What the task requires: Restate every line of the material, word for word.
— BEGIN Supplied material —
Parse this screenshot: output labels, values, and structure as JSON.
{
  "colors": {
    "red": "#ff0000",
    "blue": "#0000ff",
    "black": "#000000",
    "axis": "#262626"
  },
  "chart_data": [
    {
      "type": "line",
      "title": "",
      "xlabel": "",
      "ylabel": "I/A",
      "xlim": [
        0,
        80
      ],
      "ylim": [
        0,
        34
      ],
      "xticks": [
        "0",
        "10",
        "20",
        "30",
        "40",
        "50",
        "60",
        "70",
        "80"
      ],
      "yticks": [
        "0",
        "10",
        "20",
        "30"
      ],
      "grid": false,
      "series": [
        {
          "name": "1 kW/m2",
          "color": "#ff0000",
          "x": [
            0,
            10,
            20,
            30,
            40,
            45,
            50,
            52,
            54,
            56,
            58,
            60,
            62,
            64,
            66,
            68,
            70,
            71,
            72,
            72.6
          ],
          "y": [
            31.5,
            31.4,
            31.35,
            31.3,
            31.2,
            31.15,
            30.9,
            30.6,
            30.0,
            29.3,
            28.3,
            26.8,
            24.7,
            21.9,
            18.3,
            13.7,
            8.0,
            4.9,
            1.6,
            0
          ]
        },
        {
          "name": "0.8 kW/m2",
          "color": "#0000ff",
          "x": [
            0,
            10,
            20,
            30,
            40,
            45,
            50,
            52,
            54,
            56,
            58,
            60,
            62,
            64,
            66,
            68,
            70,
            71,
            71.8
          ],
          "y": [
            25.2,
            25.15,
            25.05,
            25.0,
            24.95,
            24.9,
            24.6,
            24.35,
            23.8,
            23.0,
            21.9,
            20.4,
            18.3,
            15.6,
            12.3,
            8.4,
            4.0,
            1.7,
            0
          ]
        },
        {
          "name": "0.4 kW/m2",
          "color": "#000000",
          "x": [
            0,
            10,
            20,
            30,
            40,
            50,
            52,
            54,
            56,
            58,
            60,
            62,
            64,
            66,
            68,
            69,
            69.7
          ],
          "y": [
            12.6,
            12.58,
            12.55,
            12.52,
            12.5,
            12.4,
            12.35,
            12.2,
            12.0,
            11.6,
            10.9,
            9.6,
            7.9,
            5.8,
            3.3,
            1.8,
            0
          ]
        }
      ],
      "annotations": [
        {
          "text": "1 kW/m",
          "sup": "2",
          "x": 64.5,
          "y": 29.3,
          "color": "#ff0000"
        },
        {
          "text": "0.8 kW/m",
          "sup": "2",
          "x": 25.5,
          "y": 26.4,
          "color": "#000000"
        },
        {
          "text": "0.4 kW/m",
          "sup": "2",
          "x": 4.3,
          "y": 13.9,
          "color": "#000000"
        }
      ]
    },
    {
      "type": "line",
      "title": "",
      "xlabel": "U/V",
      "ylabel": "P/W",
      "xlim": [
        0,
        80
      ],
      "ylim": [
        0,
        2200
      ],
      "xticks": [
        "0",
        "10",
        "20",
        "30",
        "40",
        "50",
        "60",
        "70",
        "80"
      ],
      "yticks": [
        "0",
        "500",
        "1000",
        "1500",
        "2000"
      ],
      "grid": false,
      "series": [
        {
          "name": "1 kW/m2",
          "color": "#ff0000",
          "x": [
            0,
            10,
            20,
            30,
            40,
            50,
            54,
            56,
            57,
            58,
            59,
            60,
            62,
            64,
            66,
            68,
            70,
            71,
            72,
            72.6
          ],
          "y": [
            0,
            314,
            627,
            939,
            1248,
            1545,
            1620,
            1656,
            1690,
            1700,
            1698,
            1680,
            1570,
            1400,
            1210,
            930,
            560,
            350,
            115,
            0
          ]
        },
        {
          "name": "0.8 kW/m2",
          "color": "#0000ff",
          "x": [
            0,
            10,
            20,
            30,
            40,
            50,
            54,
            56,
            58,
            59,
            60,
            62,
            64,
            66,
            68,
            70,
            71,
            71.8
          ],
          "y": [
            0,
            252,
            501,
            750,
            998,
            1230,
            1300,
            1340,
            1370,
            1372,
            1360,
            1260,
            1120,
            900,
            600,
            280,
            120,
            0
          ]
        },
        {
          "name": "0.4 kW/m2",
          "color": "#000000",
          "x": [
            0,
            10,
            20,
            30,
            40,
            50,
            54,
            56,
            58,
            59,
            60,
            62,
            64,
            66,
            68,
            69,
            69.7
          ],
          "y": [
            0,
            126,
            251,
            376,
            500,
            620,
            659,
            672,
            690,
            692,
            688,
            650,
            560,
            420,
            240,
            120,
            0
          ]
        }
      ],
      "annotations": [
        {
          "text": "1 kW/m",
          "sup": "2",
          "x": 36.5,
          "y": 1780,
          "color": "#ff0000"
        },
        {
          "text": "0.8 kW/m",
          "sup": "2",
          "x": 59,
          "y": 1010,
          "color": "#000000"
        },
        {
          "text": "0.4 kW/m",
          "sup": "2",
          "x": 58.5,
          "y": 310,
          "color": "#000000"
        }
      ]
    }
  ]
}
— END Supplied material —
Answer for this exercise:
Parse this screenshot: output labels, values, and structure as JSON.
{
  "colors": {
    "red": "#ff0000",
    "blue": "#0000ff",
    "black": "#000000",
    "axis": "#262626"
  },
  "chart_data": [
    {
      "type": "line",
      "title": "",
      "xlabel": "",
      "ylabel": "I/A",
      "xlim": [
        0,
        80
      ],
      "ylim": [
        0,
        34
      ],
      "xticks": [
        "0",
        "10",
        "20",
        "30",
        "40",
        "50",
        "60",
        "70",
        "80"
      ],
      "yticks": [
        "0",
        "10",
        "20",
        "30"
      ],
      "grid": false,
      "series": [
        {
          "name": "1 kW/m2",
          "color": "#ff0000",
          "x": [
            0,
            10,
            20,
            30,
            40,
            45,
            50,
            52,
            54,
            56,
            58,
            60,
            62,
            64,
            66,
            68,
            70,
            71,
            72,
            72.6
          ],
          "y": [
            31.5,
            31.4,
            31.35,
            31.3,
            31.2,
            31.15,
            30.9,
            30.6,
            30.0,
            29.3,
            28.3,
            26.8,
            24.7,
            21.9,
            18.3,
            13.7,
            8.0,
            4.9,
            1.6,
            0
          ]
        },
        {
          "name": "0.8 kW/m2",
          "color": "#0000ff",
          "x": [
            0,
            10,
            20,
            30,
            40,
            45,
            50,
            52,
            54,
            56,
            58,
            60,
            62,
            64,
            66,
            68,
            70,
            71,
            71.8
          ],
          "y": [
            25.2,
            25.15,
            25.05,
            25.0,
            24.95,
            24.9,
            24.6,
            24.35,
            23.8,
            23.0,
            21.9,
            20.4,
            18.3,
            15.6,
            12.3,
            8.4,
            4.0,
            1.7,
            0
          ]
        },
        {
          "name": "0.4 kW/m2",
          "color": "#000000",
          "x": [
            0,
            10,
            20,
            30,
            40,
            50,
            52,
            54,
            56,
            58,
            60,
            62,
            64,
            66,
            68,
            69,
            69.7
          ],
          "y": [
            12.6,
            12.58,
            12.55,
            12.52,
            12.5,
            12.4,
            12.35,
            12.2,
            12.0,
            11.6,
            10.9,
            9.6,
            7.9,
            5.8,
            3.3,
            1.8,
            0
          ]
        }
      ],
      "annotations": [
        {
          "text": "1 kW/m",
          "sup": "2",
          "x": 64.5,
          "y": 29.3,
          "color": "#ff0000"
        },
        {
          "text": "0.8 kW/m",
          "sup": "2",
          "x": 25.5,
          "y": 26.4,
          "color": "#000000"
        },
        {
          "text": "0.4 kW/m",
          "sup": "2",
          "x": 4.3,
          "y": 13.9,
          "color": "#000000"
        }
      ]
    },
    {
      "type": "line",
      "title": "",
      "xlabel": "U/V",
      "ylabel": "P/W",
      "xlim": [
        0,
        80
      ],
      "ylim": [
        0,
        2200
      ],
      "xticks": [
        "0",
        "10",
        "20",
        "30",
        "40",
        "50",
        "60",
        "70",
        "80"
      ],
      "yticks": [
        "0",
        "500",
        "1000",
        "1500",
        "2000"
      ],
      "grid": false,
      "series": [
        {
          "name": "1 kW/m2",
          "color": "#ff0000",
          "x": [
            0,
            10,
            20,
            30,
            40,
            50,
            54,
            56,
            57,
            58,
            59,
            60,
            62,
            64,
            66,
            68,
            70,
            71,
            72,
            72.6
          ],
          "y": [
            0,
            314,
            627,
            939,
            1248,
            1545,
            1620,
            1656,
            1690,
            1700,
            1698,
            1680,
            1570,
            1400,
            1210,
            930,
            560,
            350,
            115,
            0
          ]
        },
        {
          "name": "0.8 kW/m2",
          "color": "#0000ff",
          "x": [
            0,
            10,
            20,
            30,
            40,
            50,
            54,
            56,
            58,
            59,
            60,
            62,
            64,
            66,
            68,
            70,
            71,
            71.8
          ],
          "y": [
            0,
            252,
            501,
            750,
            998,
            1230,
            1300,
            1340,
            1370,
            1372,
            1360,
            1260,
            1120,
            900,
            600,
            280,
            120,
            0
          ]
        },
        {
          "name": "0.4 kW/m2",
          "color": "#000000",
          "x": [
            0,
            10,
            20,
            30,
            40,
            50,
            54,
            56,
            58,
            59,
            60,
            62,
            64,
            66,
            68,
            69,
            69.7
          ],
          "y": [
            0,
            126,
            251,
            376,
            500,
            620,
            659,
            672,
            690,
            692,
            688,
            650,
            560,
            420,
            240,
            120,
            0
          ]
        }
      ],
      "annotations": [
        {
          "text": "1 kW/m",
          "sup": "2",
          "x": 36.5,
          "y": 1780,
          "color": "#ff0000"
        },
        {
          "text": "0.8 kW/m",
          "sup": "2",
          "x": 59,
          "y": 1010,
          "color": "#000000"
        },
        {
          "text": "0.4 kW/m",
          "sup": "2",
          "x": 58.5,
          "y": 310,
          "color": "#000000"
        }
      ]
    }
  ]
}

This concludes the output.